Start of Data supplied

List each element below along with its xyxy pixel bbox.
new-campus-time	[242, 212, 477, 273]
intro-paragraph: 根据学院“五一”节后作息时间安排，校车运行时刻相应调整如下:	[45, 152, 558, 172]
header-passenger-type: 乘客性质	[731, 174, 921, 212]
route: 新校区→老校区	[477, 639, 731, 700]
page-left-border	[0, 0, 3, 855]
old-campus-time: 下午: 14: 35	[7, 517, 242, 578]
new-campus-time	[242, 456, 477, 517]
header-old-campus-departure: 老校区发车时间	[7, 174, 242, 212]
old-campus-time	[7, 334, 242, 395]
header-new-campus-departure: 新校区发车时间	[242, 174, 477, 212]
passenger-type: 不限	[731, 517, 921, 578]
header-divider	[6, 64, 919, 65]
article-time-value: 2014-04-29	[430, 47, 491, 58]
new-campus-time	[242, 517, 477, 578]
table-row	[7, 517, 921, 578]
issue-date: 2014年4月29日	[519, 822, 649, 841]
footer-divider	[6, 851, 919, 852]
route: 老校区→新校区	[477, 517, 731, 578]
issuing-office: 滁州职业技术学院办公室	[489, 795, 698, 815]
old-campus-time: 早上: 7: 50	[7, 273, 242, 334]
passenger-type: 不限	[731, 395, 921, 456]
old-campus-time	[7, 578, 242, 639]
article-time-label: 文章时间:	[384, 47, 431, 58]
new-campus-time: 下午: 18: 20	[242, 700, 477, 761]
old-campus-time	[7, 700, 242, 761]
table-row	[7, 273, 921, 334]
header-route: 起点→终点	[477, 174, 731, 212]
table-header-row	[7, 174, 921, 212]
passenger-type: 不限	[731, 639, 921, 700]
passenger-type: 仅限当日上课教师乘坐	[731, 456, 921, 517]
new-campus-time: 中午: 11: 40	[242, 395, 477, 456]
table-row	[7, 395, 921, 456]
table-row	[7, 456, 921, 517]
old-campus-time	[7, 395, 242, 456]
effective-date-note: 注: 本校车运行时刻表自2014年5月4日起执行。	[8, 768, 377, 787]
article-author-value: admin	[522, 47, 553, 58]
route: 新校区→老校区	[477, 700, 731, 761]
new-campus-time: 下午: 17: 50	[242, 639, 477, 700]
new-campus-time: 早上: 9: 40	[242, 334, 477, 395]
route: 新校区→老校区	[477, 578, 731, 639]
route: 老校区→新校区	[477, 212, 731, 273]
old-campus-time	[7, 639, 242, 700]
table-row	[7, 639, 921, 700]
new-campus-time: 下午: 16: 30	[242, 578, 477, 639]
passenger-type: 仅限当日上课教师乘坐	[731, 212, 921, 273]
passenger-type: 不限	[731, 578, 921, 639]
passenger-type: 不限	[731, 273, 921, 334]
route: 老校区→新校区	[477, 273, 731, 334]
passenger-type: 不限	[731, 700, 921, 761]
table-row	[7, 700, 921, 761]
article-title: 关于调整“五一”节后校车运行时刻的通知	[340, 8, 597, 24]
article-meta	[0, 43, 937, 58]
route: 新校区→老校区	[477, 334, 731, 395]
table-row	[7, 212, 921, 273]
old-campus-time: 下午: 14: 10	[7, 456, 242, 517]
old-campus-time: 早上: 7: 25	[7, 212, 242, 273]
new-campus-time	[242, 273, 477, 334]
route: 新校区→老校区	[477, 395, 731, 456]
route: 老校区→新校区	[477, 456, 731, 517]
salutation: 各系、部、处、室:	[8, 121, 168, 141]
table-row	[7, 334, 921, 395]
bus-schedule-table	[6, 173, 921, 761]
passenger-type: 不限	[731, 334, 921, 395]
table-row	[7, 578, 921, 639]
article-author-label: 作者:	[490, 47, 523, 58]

End of Data supplied

» Exercise instructions
Render the rows above as a JSON list of strings, one string per row, leaving out any blank rows.

» Task solution
[
  "List each element below along with its xyxy pixel bbox.",
  "new-campus-time\t[242, 212, 477, 273]",
  "intro-paragraph: 根据学院“五一”节后作息时间安排，校车运行时刻相应调整如下:\t[45, 152, 558, 172]",
  "header-passenger-type: 乘客性质\t[731, 174, 921, 212]",
  "route: 新校区→老校区\t[477, 639, 731, 700]",
  "page-left-border\t[0, 0, 3, 855]",
  "old-campus-time: 下午: 14: 35\t[7, 517, 242, 578]",
  "new-campus-time\t[242, 456, 477, 517]",
  "header-old-campus-departure: 老校区发车时间\t[7, 174, 242, 212]",
  "old-campus-time\t[7, 334, 242, 395]",
  "header-new-campus-departure: 新校区发车时间\t[242, 174, 477, 212]",
  "passenger-type: 不限\t[731, 517, 921, 578]",
  "header-divider\t[6, 64, 919, 65]",
  "article-time-value: 2014-04-29\t[430, 47, 491, 58]",
  "new-campus-time\t[242, 517, 477, 578]",
  "table-row\t[7, 517, 921, 578]",
  "issue-date: 2014年4月29日\t[519, 822, 649, 841]",
  "footer-divider\t[6, 851, 919, 852]",
  "route: 老校区→新校区\t[477, 517, 731, 578]",
  "issuing-office: 滁州职业技术学院办公室\t[489, 795, 698, 815]",
  "old-campus-time: 早上: 7: 50\t[7, 273, 242, 334]",
  "passenger-type: 不限\t[731, 395, 921, 456]",
  "old-campus-time\t[7, 578, 242, 639]",
  "article-time-label: 文章时间:\t[384, 47, 431, 58]",
  "new-campus-time: 下午: 18: 20\t[242, 700, 477, 761]",
  "old-campus-time\t[7, 700, 242, 761]",
  "table-row\t[7, 273, 921, 334]",
  "header-route: 起点→终点\t[477, 174, 731, 212]",
  "table-header-row\t[7, 174, 921, 212]",
  "passenger-type: 不限\t[731, 639, 921, 700]",
  "passenger-type: 仅限当日上课教师乘坐\t[731, 456, 921, 517]",
  "new-campus-time: 中午: 11: 40\t[242, 395, 477, 456]",
  "table-row\t[7, 395, 921, 456]",
  "table-row\t[7, 456, 921, 517]",
  "old-campus-time\t[7, 395, 242, 456]",
  "effective-date-note: 注: 本校车运行时刻表自2014年5月4日起执行。\t[8, 768, 377, 787]",
  "article-author-value: admin\t[522, 47, 553, 58]",
  "route: 新校区→老校区\t[477, 700, 731, 761]",
  "new-campus-time: 下午: 17: 50\t[242, 639, 477, 700]",
  "new-campus-time: 早上: 9: 40\t[242, 334, 477, 395]",
  "route: 新校区→老校区\t[477, 578, 731, 639]",
  "route: 老校区→新校区\t[477, 212, 731, 273]",
  "old-campus-time\t[7, 639, 242, 700]",
  "table-row\t[7, 639, 921, 700]",
  "new-campus-time: 下午: 16: 30\t[242, 578, 477, 639]",
  "passenger-type: 仅限当日上课教师乘坐\t[731, 212, 921, 273]",
  "passenger-type: 不限\t[731, 578, 921, 639]",
  "passenger-type: 不限\t[731, 273, 921, 334]",
  "route: 老校区→新校区\t[477, 273, 731, 334]",
  "passenger-type: 不限\t[731, 700, 921, 761]",
  "table-row\t[7, 700, 921, 761]",
  "article-title: 关于调整“五一”节后校车运行时刻的通知\t[340, 8, 597, 24]",
  "article-meta\t[0, 43, 937, 58]",
  "route: 新校区→老校区\t[477, 334, 731, 395]",
  "table-row\t[7, 212, 921, 273]",
  "old-campus-time: 下午: 14: 10\t[7, 456, 242, 517]",
  "old-campus-time: 早上: 7: 25\t[7, 212, 242, 273]",
  "new-campus-time\t[242, 273, 477, 334]",
  "route: 新校区→老校区\t[477, 395, 731, 456]",
  "route: 老校区→新校区\t[477, 456, 731, 517]",
  "salutation: 各系、部、处、室:\t[8, 121, 168, 141]",
  "table-row\t[7, 334, 921, 395]",
  "bus-schedule-table\t[6, 173, 921, 761]",
  "passenger-type: 不限\t[731, 334, 921, 395]",
  "table-row\t[7, 578, 921, 639]",
  "article-author-label: 作者:\t[490, 47, 523, 58]"
]